>>
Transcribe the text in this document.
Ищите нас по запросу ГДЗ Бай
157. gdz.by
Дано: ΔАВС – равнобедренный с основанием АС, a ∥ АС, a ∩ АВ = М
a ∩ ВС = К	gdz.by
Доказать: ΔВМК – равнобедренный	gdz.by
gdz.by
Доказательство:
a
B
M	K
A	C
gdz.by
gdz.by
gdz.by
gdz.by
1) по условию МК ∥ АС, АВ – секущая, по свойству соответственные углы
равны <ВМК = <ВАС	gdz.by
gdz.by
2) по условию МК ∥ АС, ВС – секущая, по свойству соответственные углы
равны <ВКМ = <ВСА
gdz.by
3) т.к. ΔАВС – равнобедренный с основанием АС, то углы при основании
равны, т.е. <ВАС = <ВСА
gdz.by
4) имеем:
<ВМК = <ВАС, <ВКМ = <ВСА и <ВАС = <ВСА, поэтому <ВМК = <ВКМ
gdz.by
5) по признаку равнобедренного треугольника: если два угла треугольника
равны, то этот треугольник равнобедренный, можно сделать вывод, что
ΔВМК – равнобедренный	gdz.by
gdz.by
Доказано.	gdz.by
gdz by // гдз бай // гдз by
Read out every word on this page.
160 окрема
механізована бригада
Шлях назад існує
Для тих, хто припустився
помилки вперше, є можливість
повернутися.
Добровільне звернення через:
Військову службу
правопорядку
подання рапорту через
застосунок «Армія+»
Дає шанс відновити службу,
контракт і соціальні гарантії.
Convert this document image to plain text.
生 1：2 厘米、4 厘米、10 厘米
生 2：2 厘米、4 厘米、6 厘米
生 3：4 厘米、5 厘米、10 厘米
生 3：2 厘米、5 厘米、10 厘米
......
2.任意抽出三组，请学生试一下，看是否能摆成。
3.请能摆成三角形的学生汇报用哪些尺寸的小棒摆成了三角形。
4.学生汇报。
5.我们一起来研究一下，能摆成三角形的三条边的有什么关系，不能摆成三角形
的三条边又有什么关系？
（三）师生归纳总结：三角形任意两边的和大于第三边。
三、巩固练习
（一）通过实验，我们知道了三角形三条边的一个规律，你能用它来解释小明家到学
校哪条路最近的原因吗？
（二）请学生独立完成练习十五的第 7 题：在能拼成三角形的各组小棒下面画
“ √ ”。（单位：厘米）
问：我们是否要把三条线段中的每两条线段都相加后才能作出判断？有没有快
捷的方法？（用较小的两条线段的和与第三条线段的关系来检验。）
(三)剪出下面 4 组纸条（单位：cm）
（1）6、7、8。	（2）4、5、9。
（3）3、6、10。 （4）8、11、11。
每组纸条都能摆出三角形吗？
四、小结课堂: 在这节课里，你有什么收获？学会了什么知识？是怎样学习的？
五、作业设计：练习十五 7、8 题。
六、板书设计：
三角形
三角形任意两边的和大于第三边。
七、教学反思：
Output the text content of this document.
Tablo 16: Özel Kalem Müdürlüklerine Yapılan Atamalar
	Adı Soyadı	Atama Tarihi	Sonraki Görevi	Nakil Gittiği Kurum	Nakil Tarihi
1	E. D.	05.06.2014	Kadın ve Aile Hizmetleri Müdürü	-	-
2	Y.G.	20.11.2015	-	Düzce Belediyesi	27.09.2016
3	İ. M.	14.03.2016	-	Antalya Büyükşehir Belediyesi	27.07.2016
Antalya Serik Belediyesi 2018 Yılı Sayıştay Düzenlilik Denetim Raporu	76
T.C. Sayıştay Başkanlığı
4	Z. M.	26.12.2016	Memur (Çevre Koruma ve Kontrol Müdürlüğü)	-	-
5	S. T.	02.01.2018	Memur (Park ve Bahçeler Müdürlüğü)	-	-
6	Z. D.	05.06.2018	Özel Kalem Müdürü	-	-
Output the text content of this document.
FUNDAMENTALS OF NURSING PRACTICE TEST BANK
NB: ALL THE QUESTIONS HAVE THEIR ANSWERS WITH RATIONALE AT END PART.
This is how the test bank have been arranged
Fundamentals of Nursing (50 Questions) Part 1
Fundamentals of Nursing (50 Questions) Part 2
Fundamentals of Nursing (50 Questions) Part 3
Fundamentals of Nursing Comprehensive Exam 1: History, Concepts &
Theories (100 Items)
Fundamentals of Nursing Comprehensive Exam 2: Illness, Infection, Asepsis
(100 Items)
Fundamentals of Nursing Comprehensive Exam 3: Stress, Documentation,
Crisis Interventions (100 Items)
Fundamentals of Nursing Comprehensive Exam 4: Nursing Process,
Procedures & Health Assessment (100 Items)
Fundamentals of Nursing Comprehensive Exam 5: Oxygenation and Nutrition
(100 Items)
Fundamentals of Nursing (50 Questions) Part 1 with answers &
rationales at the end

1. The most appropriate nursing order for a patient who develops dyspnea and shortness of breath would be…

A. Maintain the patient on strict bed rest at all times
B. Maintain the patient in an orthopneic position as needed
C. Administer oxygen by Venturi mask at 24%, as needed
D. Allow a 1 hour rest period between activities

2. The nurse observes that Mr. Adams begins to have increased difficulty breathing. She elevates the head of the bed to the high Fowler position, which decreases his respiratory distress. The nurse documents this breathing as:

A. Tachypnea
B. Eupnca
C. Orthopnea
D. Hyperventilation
<<
*To do:* Write out every entry again, keeping each line exactly the same.

*Exercise answer:*
Transcribe the text in this document.
Ищите нас по запросу ГДЗ Бай
157. gdz.by
Дано: ΔАВС – равнобедренный с основанием АС, a ∥ АС, a ∩ АВ = М
a ∩ ВС = К	gdz.by
Доказать: ΔВМК – равнобедренный	gdz.by
gdz.by
Доказательство:
a
B
M	K
A	C
gdz.by
gdz.by
gdz.by
gdz.by
1) по условию МК ∥ АС, АВ – секущая, по свойству соответственные углы
равны <ВМК = <ВАС	gdz.by
gdz.by
2) по условию МК ∥ АС, ВС – секущая, по свойству соответственные углы
равны <ВКМ = <ВСА
gdz.by
3) т.к. ΔАВС – равнобедренный с основанием АС, то углы при основании
равны, т.е. <ВАС = <ВСА
gdz.by
4) имеем:
<ВМК = <ВАС, <ВКМ = <ВСА и <ВАС = <ВСА, поэтому <ВМК = <ВКМ
gdz.by
5) по признаку равнобедренного треугольника: если два угла треугольника
равны, то этот треугольник равнобедренный, можно сделать вывод, что
ΔВМК – равнобедренный	gdz.by
gdz.by
Доказано.	gdz.by
gdz by // гдз бай // гдз by
Read out every word on this page.
160 окрема
механізована бригада
Шлях назад існує
Для тих, хто припустився
помилки вперше, є можливість
повернутися.
Добровільне звернення через:
Військову службу
правопорядку
подання рапорту через
застосунок «Армія+»
Дає шанс відновити службу,
контракт і соціальні гарантії.
Convert this document image to plain text.
生 1：2 厘米、4 厘米、10 厘米
生 2：2 厘米、4 厘米、6 厘米
生 3：4 厘米、5 厘米、10 厘米
生 3：2 厘米、5 厘米、10 厘米
......
2.任意抽出三组，请学生试一下，看是否能摆成。
3.请能摆成三角形的学生汇报用哪些尺寸的小棒摆成了三角形。
4.学生汇报。
5.我们一起来研究一下，能摆成三角形的三条边的有什么关系，不能摆成三角形
的三条边又有什么关系？
（三）师生归纳总结：三角形任意两边的和大于第三边。
三、巩固练习
（一）通过实验，我们知道了三角形三条边的一个规律，你能用它来解释小明家到学
校哪条路最近的原因吗？
（二）请学生独立完成练习十五的第 7 题：在能拼成三角形的各组小棒下面画
“ √ ”。（单位：厘米）
问：我们是否要把三条线段中的每两条线段都相加后才能作出判断？有没有快
捷的方法？（用较小的两条线段的和与第三条线段的关系来检验。）
(三)剪出下面 4 组纸条（单位：cm）
（1）6、7、8。	（2）4、5、9。
（3）3、6、10。 （4）8、11、11。
每组纸条都能摆出三角形吗？
四、小结课堂: 在这节课里，你有什么收获？学会了什么知识？是怎样学习的？
五、作业设计：练习十五 7、8 题。
六、板书设计：
三角形
三角形任意两边的和大于第三边。
七、教学反思：
Output the text content of this document.
Tablo 16: Özel Kalem Müdürlüklerine Yapılan Atamalar
	Adı Soyadı	Atama Tarihi	Sonraki Görevi	Nakil Gittiği Kurum	Nakil Tarihi
1	E. D.	05.06.2014	Kadın ve Aile Hizmetleri Müdürü	-	-
2	Y.G.	20.11.2015	-	Düzce Belediyesi	27.09.2016
3	İ. M.	14.03.2016	-	Antalya Büyükşehir Belediyesi	27.07.2016
Antalya Serik Belediyesi 2018 Yılı Sayıştay Düzenlilik Denetim Raporu	76
T.C. Sayıştay Başkanlığı
4	Z. M.	26.12.2016	Memur (Çevre Koruma ve Kontrol Müdürlüğü)	-	-
5	S. T.	02.01.2018	Memur (Park ve Bahçeler Müdürlüğü)	-	-
6	Z. D.	05.06.2018	Özel Kalem Müdürü	-	-
Output the text content of this document.
FUNDAMENTALS OF NURSING PRACTICE TEST BANK
NB: ALL THE QUESTIONS HAVE THEIR ANSWERS WITH RATIONALE AT END PART.
This is how the test bank have been arranged
Fundamentals of Nursing (50 Questions) Part 1
Fundamentals of Nursing (50 Questions) Part 2
Fundamentals of Nursing (50 Questions) Part 3
Fundamentals of Nursing Comprehensive Exam 1: History, Concepts &
Theories (100 Items)
Fundamentals of Nursing Comprehensive Exam 2: Illness, Infection, Asepsis
(100 Items)
Fundamentals of Nursing Comprehensive Exam 3: Stress, Documentation,
Crisis Interventions (100 Items)
Fundamentals of Nursing Comprehensive Exam 4: Nursing Process,
Procedures & Health Assessment (100 Items)
Fundamentals of Nursing Comprehensive Exam 5: Oxygenation and Nutrition
(100 Items)
Fundamentals of Nursing (50 Questions) Part 1 with answers &
rationales at the end

1. The most appropriate nursing order for a patient who develops dyspnea and shortness of breath would be…

A. Maintain the patient on strict bed rest at all times
B. Maintain the patient in an orthopneic position as needed
C. Administer oxygen by Venturi mask at 24%, as needed
D. Allow a 1 hour rest period between activities

2. The nurse observes that Mr. Adams begins to have increased difficulty breathing. She elevates the head of the bed to the high Fowler position, which decreases his respiratory distress. The nurse documents this breathing as:

A. Tachypnea
B. Eupnca
C. Orthopnea
D. Hyperventilation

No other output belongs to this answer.